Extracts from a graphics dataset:
--- BEGIN ---

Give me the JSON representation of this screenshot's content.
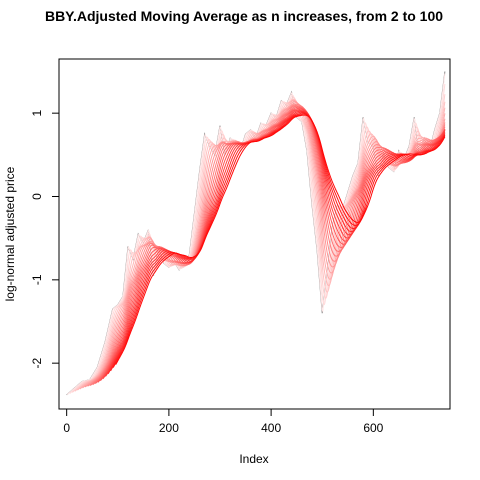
{
  "chart_data": {
    "type": "line",
    "title": "BBY.Adjusted Moving Average as n increases, from 2 to 100",
    "xlabel": "Index",
    "ylabel": "log-normal adjusted price",
    "xlim": [
      -15,
      750
    ],
    "ylim": [
      -2.55,
      1.65
    ],
    "x_ticks": [
      0,
      200,
      400,
      600
    ],
    "y_ticks": [
      -2,
      -1,
      0,
      1
    ],
    "grid": false,
    "legend": "none",
    "n_range": [
      2,
      100
    ],
    "n_step": 5,
    "colors": {
      "raw": "#888888",
      "ma_light": "#ffe6e6",
      "ma_dark": "#ff0000"
    },
    "series": [
      {
        "x": [
          0,
          15,
          30,
          45,
          60,
          75,
          90,
          100,
          110,
          120,
          130,
          140,
          150,
          160,
          170,
          180,
          190,
          200,
          210,
          220,
          230,
          240,
          250,
          260,
          270,
          280,
          290,
          300,
          310,
          320,
          330,
          340,
          350,
          360,
          370,
          380,
          390,
          400,
          410,
          420,
          430,
          440,
          450,
          460,
          470,
          480,
          490,
          500,
          510,
          520,
          530,
          540,
          550,
          560,
          570,
          580,
          590,
          600,
          610,
          620,
          630,
          640,
          650,
          660,
          670,
          680,
          690,
          700,
          710,
          720,
          730,
          740
        ],
        "y": [
          -2.38,
          -2.3,
          -2.22,
          -2.2,
          -2.05,
          -1.75,
          -1.35,
          -1.3,
          -1.2,
          -0.6,
          -0.75,
          -0.45,
          -0.55,
          -0.4,
          -0.95,
          -0.62,
          -0.8,
          -0.85,
          -0.78,
          -0.88,
          -0.8,
          -0.7,
          -0.2,
          0.3,
          0.75,
          0.6,
          0.5,
          0.85,
          0.5,
          0.7,
          0.65,
          0.55,
          0.75,
          0.8,
          0.7,
          0.88,
          0.85,
          1.0,
          0.95,
          1.15,
          1.1,
          1.25,
          0.95,
          0.9,
          0.55,
          -0.1,
          -0.65,
          -1.4,
          -0.9,
          -0.35,
          -0.1,
          -0.15,
          0.05,
          0.25,
          0.4,
          0.95,
          0.65,
          0.6,
          0.25,
          0.5,
          0.35,
          0.3,
          0.55,
          0.45,
          0.6,
          0.95,
          0.5,
          0.7,
          0.55,
          0.8,
          1.0,
          1.5
        ]
      }
    ]
  }
}
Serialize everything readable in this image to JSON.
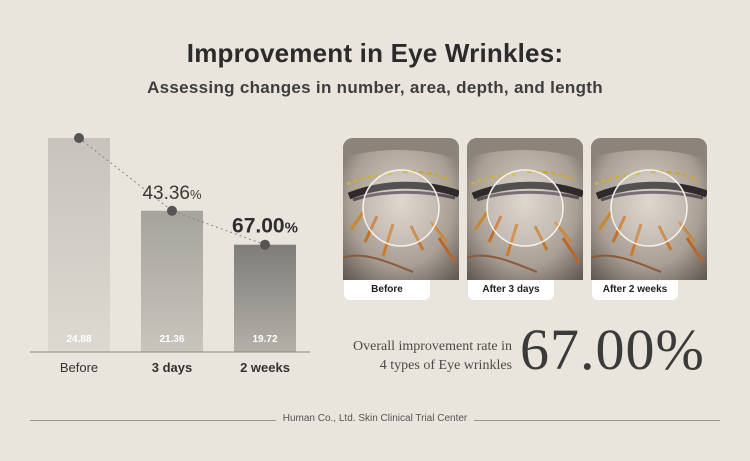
{
  "title": "Improvement in Eye Wrinkles:",
  "subtitle": "Assessing changes in number, area, depth, and length",
  "chart_data": {
    "type": "bar",
    "categories": [
      "Before",
      "3 days",
      "2 weeks"
    ],
    "values": [
      24.88,
      21.36,
      19.72
    ],
    "value_labels": [
      "24.88",
      "21.36",
      "19.72"
    ],
    "improvement_labels": [
      "",
      "43.36%",
      "67.00%"
    ],
    "connecting_line": "dotted",
    "grid": false
  },
  "photos": [
    {
      "label": "Before"
    },
    {
      "label": "After 3 days"
    },
    {
      "label": "After 2 weeks"
    }
  ],
  "overall": {
    "line1": "Overall improvement rate in",
    "line2": "4 types of Eye wrinkles",
    "value": "67.00%"
  },
  "footer": "Human Co., Ltd. Skin Clinical Trial Center",
  "colors": {
    "background": "#e9e5dc",
    "bar_before": "#c6c4bd",
    "bar_3days": "#a5a39d",
    "bar_2weeks": "#7e7d79",
    "marker": "#555555"
  }
}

--- END ---

* Problem description *
Leave out every picture and copy verbatim the lines running from the line containing "Serialize everything readable" through the final line of the data.

* Task solution *
Serialize everything readable in this image to JSON.
{
  "title": "Improvement in Eye Wrinkles:",
  "subtitle": "Assessing changes in number, area, depth, and length",
  "chart_data": {
    "type": "bar",
    "categories": [
      "Before",
      "3 days",
      "2 weeks"
    ],
    "values": [
      24.88,
      21.36,
      19.72
    ],
    "value_labels": [
      "24.88",
      "21.36",
      "19.72"
    ],
    "improvement_labels": [
      "",
      "43.36%",
      "67.00%"
    ],
    "connecting_line": "dotted",
    "grid": false
  },
  "photos": [
    {
      "label": "Before"
    },
    {
      "label": "After 3 days"
    },
    {
      "label": "After 2 weeks"
    }
  ],
  "overall": {
    "line1": "Overall improvement rate in",
    "line2": "4 types of Eye wrinkles",
    "value": "67.00%"
  },
  "footer": "Human Co., Ltd. Skin Clinical Trial Center",
  "colors": {
    "background": "#e9e5dc",
    "bar_before": "#c6c4bd",
    "bar_3days": "#a5a39d",
    "bar_2weeks": "#7e7d79",
    "marker": "#555555"
  }
}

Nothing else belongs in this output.